Problem statement >> Output all of the data below exactly as given.

Stored items from a collection
-*-*-

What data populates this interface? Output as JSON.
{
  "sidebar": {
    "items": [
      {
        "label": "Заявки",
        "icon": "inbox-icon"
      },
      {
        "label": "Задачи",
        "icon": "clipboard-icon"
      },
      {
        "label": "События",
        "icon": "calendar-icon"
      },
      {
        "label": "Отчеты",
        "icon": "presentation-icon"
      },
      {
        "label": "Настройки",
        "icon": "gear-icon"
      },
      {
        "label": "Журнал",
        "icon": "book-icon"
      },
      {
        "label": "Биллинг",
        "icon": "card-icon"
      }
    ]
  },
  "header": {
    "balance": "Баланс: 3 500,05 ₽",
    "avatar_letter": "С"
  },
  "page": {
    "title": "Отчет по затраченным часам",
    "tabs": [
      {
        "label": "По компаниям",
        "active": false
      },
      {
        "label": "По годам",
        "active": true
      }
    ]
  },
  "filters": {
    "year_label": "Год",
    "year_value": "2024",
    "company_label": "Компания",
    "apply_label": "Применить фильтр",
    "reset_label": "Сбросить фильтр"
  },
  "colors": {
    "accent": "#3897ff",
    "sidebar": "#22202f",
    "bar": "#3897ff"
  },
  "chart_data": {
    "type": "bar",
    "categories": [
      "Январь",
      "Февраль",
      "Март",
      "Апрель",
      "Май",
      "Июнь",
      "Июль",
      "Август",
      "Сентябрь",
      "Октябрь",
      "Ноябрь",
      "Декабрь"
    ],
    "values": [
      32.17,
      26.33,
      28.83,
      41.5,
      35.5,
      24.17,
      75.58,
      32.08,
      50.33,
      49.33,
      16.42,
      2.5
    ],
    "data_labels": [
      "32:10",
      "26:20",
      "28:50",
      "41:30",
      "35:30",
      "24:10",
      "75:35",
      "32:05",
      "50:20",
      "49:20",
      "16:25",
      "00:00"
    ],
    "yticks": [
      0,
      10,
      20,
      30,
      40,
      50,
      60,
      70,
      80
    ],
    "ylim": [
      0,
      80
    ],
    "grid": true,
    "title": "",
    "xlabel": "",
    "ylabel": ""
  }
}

-*-*-

Correct result >>
What data populates this interface? Output as JSON.
{
  "sidebar": {
    "items": [
      {
        "label": "Заявки",
        "icon": "inbox-icon"
      },
      {
        "label": "Задачи",
        "icon": "clipboard-icon"
      },
      {
        "label": "События",
        "icon": "calendar-icon"
      },
      {
        "label": "Отчеты",
        "icon": "presentation-icon"
      },
      {
        "label": "Настройки",
        "icon": "gear-icon"
      },
      {
        "label": "Журнал",
        "icon": "book-icon"
      },
      {
        "label": "Биллинг",
        "icon": "card-icon"
      }
    ]
  },
  "header": {
    "balance": "Баланс: 3 500,05 ₽",
    "avatar_letter": "С"
  },
  "page": {
    "title": "Отчет по затраченным часам",
    "tabs": [
      {
        "label": "По компаниям",
        "active": false
      },
      {
        "label": "По годам",
        "active": true
      }
    ]
  },
  "filters": {
    "year_label": "Год",
    "year_value": "2024",
    "company_label": "Компания",
    "apply_label": "Применить фильтр",
    "reset_label": "Сбросить фильтр"
  },
  "colors": {
    "accent": "#3897ff",
    "sidebar": "#22202f",
    "bar": "#3897ff"
  },
  "chart_data": {
    "type": "bar",
    "categories": [
      "Январь",
      "Февраль",
      "Март",
      "Апрель",
      "Май",
      "Июнь",
      "Июль",
      "Август",
      "Сентябрь",
      "Октябрь",
      "Ноябрь",
      "Декабрь"
    ],
    "values": [
      32.17,
      26.33,
      28.83,
      41.5,
      35.5,
      24.17,
      75.58,
      32.08,
      50.33,
      49.33,
      16.42,
      2.5
    ],
    "data_labels": [
      "32:10",
      "26:20",
      "28:50",
      "41:30",
      "35:30",
      "24:10",
      "75:35",
      "32:05",
      "50:20",
      "49:20",
      "16:25",
      "00:00"
    ],
    "yticks": [
      0,
      10,
      20,
      30,
      40,
      50,
      60,
      70,
      80
    ],
    "ylim": [
      0,
      80
    ],
    "grid": true,
    "title": "",
    "xlabel": "",
    "ylabel": ""
  }
}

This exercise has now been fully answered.